_SHORT EXERCISE_.
Go through the material below and report how many lines contain "current". Give only the number.

* start *

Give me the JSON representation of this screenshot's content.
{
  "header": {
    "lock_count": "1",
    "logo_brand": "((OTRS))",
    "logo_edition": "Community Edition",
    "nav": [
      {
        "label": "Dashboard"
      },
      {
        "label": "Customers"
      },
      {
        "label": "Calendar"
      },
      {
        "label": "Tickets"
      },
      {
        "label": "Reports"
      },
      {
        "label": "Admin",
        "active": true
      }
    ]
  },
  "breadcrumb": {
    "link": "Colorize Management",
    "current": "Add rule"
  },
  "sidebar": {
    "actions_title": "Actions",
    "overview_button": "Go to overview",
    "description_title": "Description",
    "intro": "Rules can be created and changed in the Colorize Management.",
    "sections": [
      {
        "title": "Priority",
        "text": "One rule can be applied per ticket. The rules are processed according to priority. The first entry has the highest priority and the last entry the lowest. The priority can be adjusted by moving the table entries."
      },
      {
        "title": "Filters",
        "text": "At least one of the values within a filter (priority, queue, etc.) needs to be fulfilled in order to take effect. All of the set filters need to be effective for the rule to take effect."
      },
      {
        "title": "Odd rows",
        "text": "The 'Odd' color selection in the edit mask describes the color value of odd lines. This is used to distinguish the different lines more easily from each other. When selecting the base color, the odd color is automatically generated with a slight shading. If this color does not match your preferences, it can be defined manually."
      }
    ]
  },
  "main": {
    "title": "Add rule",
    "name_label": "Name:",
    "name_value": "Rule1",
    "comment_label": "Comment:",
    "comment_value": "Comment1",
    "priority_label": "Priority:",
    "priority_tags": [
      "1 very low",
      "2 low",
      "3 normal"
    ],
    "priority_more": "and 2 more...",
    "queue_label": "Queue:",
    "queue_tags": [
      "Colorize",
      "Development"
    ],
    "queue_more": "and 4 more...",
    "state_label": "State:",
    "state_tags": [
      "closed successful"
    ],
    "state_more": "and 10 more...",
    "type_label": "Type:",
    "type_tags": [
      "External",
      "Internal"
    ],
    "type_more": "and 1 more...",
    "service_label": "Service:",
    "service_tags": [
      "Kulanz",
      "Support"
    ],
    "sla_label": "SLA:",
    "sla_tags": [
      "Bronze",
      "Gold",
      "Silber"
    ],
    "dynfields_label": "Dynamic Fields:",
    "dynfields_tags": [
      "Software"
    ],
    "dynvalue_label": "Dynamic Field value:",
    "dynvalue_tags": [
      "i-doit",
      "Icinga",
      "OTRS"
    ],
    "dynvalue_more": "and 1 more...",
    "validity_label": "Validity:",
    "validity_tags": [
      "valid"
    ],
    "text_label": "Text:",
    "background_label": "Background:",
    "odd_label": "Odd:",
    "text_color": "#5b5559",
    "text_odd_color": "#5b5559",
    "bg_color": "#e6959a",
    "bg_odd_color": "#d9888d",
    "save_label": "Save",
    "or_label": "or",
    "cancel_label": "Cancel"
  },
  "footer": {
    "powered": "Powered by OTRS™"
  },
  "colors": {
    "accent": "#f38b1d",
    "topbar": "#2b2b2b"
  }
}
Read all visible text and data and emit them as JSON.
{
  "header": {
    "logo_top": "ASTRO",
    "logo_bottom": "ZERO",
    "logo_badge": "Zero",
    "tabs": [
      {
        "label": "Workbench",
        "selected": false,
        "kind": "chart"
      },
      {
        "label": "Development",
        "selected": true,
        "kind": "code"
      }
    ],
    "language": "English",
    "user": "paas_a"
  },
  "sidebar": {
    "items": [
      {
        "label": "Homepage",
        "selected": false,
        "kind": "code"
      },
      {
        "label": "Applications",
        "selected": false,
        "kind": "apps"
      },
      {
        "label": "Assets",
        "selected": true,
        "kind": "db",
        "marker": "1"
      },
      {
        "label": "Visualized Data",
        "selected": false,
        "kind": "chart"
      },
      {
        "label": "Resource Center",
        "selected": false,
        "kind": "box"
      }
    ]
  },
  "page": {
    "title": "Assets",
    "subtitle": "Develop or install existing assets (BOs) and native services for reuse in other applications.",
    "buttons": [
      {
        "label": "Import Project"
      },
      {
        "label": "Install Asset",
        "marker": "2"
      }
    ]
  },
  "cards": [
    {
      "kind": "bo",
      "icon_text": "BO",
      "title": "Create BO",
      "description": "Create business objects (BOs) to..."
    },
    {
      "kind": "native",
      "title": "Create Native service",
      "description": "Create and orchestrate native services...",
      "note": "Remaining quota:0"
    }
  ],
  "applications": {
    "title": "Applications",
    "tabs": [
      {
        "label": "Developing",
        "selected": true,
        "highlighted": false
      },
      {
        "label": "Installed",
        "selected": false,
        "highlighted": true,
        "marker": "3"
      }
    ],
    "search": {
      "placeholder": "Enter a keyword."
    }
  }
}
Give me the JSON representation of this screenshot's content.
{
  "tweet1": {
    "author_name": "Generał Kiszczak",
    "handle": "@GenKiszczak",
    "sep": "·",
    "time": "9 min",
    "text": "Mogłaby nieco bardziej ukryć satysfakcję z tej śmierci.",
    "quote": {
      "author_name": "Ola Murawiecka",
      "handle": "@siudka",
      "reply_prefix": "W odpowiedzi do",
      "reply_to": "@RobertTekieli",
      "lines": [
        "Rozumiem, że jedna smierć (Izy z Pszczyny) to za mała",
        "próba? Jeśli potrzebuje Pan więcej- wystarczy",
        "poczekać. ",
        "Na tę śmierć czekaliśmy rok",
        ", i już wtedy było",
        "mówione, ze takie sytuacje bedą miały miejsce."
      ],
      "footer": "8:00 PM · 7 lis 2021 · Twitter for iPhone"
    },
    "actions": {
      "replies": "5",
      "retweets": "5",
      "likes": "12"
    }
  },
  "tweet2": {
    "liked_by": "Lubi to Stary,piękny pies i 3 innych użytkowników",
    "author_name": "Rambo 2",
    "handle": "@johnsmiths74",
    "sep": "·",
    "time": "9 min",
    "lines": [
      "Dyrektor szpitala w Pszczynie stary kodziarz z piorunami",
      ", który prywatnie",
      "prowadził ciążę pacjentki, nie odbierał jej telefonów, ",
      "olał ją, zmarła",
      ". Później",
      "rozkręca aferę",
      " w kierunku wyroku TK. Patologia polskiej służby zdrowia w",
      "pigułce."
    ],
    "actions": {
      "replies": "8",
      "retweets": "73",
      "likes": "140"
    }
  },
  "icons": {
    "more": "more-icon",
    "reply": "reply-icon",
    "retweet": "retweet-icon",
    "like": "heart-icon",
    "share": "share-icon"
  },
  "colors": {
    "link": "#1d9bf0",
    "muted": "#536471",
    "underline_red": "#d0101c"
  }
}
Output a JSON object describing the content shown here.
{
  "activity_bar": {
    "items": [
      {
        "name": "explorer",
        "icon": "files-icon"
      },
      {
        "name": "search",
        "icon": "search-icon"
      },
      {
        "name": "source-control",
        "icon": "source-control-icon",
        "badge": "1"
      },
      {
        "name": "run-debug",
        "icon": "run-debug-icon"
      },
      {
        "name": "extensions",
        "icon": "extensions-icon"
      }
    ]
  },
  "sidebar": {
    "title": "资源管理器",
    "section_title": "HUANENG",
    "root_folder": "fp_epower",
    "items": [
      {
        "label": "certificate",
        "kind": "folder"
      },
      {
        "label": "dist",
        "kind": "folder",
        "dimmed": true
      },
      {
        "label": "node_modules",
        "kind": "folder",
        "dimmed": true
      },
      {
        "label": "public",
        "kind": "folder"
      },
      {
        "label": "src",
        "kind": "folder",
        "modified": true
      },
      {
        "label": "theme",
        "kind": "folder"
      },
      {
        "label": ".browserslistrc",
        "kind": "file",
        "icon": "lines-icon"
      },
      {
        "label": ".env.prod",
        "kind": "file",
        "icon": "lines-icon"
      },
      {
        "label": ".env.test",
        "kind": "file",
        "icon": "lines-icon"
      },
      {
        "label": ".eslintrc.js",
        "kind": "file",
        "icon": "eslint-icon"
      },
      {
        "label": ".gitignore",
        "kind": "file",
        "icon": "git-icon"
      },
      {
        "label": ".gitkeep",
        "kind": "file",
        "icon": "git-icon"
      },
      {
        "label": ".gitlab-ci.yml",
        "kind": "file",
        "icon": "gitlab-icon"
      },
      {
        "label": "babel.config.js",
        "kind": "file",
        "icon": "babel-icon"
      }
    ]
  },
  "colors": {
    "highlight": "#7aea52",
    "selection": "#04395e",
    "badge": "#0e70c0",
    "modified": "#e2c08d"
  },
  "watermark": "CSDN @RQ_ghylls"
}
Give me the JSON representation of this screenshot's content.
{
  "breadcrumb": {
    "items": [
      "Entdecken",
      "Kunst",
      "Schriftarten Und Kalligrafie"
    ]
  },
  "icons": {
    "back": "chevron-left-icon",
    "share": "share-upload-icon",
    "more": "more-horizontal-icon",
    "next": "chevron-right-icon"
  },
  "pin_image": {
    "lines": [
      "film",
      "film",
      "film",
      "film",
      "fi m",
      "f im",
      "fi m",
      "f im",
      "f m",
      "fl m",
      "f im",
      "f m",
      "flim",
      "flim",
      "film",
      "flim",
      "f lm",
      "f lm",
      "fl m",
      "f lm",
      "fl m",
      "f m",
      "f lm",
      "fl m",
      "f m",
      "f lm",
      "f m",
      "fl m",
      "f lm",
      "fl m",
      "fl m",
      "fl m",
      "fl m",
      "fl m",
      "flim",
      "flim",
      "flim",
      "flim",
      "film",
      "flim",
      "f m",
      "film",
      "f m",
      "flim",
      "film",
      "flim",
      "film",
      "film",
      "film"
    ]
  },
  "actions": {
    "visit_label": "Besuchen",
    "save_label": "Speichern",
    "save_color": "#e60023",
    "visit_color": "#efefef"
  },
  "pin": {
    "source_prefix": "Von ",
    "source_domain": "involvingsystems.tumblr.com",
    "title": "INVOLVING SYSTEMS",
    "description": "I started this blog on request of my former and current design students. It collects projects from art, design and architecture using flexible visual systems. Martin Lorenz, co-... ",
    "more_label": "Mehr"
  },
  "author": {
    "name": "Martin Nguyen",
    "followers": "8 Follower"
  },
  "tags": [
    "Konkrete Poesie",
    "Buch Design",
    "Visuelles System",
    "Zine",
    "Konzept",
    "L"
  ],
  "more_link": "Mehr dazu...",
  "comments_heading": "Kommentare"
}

* end *

_REPLY TO THE TASK_.
2